:: Required tasks ::
1. In the bug report about vacuuming a 70GB table, how many new entries per second are inserted into the table?
2. Continue the bug report about vacuuming a 70GB table, picking up after its final line.

:: Given text ::
▬▬▬▬▬▬▬▬▬▬

BUG #2667: vacuuming a 70GB table causes a "crash"

Started by Stephen R. van den Bergover 19 years ago4 messagesbugs
Jump to latest

The following bug has been logged online:

Bug reference: 2667
Logged by: Stephen R. van den Berg
Email address: srb@cuci.nl
PostgreSQL version: 8.1.4
Operating system: Linux 2.6.16.20 Debian (pg: 8.1.4-6)
Description: vacuuming a 70GB table causes a "crash"
Details:

datalog=# vacuum verbose fnetsense;
INFO: vacuuming "public.fnetsense"
PANIC: right sibling is not next child in "fnetsense_utstamp_key"
server closed the connection unexpectedly

Previously, the database was fully packed, no deletetions, just insertions
at the end (kind of a logging DB).
Then I deleted around 50GB worth of data (the first 50GB).
That worked just fine, then I ran vacuum the first
time (on this table). It ran, and did 3 or 4 passes
successfully, then it bombed reporting the
error above. Then I tried running vacuum again, same
error as above again.

Restarted the server, didn't help. Error is persistent
now, DB is still working, don't know how to repair the
DB.

The table being vacuumed is inserted into in realtime
at a rate of 23 new entries per second.

This is the table definition of the table in question:
Table "public.fnetsense"

▬▬▬▬▬▬▬▬▬▬

[Bounding box prediction data]
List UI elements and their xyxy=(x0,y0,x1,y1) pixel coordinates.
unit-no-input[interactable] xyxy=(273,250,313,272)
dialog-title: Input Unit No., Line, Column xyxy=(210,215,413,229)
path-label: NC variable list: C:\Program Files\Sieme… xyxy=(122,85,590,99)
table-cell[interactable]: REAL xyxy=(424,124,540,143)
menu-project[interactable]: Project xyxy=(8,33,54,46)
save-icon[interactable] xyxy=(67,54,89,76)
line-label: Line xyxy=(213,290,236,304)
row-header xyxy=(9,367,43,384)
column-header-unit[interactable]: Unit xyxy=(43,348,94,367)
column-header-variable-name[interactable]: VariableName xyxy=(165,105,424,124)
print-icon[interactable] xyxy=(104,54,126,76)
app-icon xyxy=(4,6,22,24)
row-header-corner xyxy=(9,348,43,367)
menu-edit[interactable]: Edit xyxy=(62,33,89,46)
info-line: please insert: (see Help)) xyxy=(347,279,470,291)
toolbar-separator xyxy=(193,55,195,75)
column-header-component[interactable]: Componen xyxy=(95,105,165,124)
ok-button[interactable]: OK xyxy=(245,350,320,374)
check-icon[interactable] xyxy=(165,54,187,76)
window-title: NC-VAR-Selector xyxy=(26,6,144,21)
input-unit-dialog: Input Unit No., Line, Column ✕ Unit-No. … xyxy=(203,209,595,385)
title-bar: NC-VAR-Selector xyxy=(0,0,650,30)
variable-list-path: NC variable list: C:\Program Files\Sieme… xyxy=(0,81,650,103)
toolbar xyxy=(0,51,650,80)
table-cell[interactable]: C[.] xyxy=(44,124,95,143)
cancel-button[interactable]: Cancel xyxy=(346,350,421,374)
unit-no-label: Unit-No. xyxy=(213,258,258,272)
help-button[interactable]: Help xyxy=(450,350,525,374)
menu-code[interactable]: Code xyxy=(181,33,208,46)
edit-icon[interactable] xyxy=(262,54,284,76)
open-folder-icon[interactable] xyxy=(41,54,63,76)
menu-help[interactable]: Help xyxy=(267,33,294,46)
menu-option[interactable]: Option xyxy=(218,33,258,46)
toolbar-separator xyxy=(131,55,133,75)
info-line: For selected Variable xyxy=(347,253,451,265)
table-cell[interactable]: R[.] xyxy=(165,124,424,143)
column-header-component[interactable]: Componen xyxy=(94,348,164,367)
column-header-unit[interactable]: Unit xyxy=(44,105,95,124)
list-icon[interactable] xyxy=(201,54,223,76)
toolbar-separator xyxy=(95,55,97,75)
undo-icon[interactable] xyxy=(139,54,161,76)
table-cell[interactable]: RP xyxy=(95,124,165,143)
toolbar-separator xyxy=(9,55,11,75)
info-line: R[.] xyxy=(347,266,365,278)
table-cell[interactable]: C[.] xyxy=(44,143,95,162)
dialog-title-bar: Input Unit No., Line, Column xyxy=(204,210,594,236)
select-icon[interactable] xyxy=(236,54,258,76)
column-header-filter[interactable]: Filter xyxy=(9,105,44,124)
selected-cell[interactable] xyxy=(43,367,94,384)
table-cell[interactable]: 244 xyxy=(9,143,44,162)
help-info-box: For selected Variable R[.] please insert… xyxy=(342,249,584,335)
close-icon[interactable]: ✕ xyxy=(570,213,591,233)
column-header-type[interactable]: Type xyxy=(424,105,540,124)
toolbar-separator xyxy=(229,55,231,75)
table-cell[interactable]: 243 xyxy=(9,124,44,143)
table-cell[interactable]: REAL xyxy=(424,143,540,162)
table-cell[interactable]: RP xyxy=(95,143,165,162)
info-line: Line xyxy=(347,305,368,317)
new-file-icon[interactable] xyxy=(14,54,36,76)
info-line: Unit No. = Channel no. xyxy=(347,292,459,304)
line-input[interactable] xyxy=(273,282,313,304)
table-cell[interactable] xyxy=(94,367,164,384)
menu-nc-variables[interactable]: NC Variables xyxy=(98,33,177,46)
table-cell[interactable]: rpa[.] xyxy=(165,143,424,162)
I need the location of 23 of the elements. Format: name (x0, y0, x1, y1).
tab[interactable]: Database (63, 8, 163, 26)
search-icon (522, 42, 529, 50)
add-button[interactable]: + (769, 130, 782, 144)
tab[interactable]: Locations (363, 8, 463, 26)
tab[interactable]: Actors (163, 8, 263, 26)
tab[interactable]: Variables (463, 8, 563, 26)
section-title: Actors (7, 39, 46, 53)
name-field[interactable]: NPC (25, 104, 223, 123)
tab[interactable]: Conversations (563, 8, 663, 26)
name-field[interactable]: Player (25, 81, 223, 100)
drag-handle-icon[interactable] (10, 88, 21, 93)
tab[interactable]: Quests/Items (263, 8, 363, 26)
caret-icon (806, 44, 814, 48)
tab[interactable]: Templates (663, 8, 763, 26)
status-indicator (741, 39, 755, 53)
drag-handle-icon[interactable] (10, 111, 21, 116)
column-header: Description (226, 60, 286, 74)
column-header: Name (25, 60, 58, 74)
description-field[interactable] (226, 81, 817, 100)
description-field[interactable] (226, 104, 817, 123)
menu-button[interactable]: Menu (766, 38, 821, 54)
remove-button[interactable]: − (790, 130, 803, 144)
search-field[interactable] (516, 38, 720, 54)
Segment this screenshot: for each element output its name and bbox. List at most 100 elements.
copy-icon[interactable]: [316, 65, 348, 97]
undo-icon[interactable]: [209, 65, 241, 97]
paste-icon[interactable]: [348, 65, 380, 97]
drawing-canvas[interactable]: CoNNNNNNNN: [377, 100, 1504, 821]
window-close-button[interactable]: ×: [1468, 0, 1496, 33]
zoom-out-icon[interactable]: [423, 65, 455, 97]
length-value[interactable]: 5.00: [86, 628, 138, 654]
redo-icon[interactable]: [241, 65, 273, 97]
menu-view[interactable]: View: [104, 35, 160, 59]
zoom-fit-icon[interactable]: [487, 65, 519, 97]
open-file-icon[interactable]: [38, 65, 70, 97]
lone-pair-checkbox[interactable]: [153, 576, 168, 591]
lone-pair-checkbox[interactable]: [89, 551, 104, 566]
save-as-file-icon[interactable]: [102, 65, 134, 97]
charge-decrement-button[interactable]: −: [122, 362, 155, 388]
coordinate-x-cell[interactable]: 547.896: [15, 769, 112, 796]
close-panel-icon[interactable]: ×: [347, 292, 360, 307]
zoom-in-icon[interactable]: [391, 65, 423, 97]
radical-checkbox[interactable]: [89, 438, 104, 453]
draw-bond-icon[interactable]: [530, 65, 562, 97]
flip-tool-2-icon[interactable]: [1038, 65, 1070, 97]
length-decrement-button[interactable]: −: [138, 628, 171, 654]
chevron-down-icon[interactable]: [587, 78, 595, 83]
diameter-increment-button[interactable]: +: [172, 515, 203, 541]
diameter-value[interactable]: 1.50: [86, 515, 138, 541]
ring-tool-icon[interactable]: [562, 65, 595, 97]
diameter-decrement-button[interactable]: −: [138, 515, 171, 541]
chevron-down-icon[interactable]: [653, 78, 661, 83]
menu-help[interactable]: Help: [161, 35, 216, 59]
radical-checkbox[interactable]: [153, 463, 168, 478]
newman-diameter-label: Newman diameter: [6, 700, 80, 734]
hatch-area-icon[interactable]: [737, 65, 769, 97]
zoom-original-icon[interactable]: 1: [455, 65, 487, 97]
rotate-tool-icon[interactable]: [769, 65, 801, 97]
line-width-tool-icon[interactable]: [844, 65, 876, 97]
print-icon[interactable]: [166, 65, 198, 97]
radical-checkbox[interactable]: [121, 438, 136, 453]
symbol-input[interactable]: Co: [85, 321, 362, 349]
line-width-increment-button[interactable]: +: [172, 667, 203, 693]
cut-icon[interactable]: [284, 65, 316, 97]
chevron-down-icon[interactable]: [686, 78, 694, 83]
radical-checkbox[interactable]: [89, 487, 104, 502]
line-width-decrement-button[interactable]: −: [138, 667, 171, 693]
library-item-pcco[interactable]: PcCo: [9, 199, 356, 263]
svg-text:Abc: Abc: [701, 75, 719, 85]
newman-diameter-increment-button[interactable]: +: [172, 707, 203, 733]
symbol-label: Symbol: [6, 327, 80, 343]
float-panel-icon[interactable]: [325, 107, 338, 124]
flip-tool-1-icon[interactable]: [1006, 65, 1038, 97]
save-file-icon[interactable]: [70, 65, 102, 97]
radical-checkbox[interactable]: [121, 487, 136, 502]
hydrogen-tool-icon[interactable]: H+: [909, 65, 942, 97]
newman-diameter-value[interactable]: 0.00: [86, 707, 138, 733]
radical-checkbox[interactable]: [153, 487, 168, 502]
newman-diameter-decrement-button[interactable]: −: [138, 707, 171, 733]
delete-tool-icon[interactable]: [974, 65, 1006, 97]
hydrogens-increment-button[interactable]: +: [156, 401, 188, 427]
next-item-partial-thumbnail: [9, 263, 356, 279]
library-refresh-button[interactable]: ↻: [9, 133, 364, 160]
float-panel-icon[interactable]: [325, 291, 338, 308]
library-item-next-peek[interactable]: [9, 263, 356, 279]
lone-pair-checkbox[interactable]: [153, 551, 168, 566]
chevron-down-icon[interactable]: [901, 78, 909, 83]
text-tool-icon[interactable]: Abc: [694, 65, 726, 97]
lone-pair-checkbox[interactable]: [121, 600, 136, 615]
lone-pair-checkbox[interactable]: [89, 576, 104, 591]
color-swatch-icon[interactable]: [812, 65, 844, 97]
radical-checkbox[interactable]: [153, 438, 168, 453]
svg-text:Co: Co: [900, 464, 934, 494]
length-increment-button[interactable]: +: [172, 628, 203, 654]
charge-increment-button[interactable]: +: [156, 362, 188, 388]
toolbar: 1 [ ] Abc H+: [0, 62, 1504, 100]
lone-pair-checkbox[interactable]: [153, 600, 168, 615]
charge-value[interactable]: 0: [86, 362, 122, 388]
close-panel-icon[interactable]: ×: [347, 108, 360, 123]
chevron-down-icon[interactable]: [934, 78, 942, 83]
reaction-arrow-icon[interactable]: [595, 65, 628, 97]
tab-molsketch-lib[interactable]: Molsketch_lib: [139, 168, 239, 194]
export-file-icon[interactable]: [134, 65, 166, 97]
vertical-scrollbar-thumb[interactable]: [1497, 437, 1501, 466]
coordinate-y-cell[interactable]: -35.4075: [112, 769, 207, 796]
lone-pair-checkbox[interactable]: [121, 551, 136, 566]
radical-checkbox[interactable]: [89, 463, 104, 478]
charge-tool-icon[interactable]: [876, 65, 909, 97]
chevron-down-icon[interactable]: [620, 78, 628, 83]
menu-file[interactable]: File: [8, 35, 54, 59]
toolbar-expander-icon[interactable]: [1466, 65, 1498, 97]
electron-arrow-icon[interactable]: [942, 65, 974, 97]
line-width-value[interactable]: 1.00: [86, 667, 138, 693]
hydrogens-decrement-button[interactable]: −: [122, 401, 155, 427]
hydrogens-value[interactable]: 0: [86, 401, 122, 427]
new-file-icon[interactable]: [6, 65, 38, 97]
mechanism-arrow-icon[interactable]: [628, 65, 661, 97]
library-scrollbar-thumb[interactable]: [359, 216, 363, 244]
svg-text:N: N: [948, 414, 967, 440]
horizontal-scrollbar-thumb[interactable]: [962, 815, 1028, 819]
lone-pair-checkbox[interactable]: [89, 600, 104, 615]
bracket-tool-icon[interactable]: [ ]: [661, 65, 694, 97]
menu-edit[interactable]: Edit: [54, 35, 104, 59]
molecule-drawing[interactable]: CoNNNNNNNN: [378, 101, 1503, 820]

▬▬▬▬▬▬▬▬▬▬

:: Results ::
1. 23 new entries per second.

2.
Column | Type | Modifiers
-------------------------------+---------+-----------
nsb | integer | not null
utstamp | integer | not null
ifoutoctets_1 | bigint | not null
ifoutucastpkts_1 | bigint | not null
ifinoctets_1 | bigint | not null
ifinucastpkts_1 | bigint | not null
opampsdownchannelcolor | "char" | not null
opampsdownchannelmains | "char" | not null
opampsupchannelcolor | "char" | not null
opampssigqcorrecteds | "char" | not null
opampssigquncorrectables | "char" | not null
opampssigqsignalwater | "char" | not null
opampssigqmicrobeachsand | "char" | not null
opampsfostatustxmains | "char" | not null
opampsfostatustttimeouts | "char" | not null
opampsfotsfostatusvalue | "char" | not null
opampsfotsfostatussignalwater | "char" | not null
opampsfotsfostatusrxmains | "char" | not null
fotsnloss | "char" | not null
fotsnpadj | "char" | not null
fotsrnginvminreqs | "char" | not null
Indexes:
"fnetsense_nsbutstamp_key" btree (nsb, utstamp)
"fnetsense_utstamp_key" btree (utstamp)
Foreign-key constraints:
"fnetsense_nsb_fkey" FOREIGN KEY (nsb) REFERENCES netsensebase(nsb)
ON UPDATE CASCADE ON DELETE CASCADE DEFERRABLE INITIALLY DEFERRED

#2Tom Lane
tgl@sss.pgh.pa.us
In reply to: Stephen R. van den Berg (#1)
Re: BUG #2667: vacuuming a 70GB table causes a "crash"

"Stephen R. van den Berg" <srb@cuci.nl> writes:

datalog=# vacuum verbose fnetsense;
INFO: vacuuming "public.fnetsense"
PANIC: right sibling is not next child in "fnetsense_utstamp_key"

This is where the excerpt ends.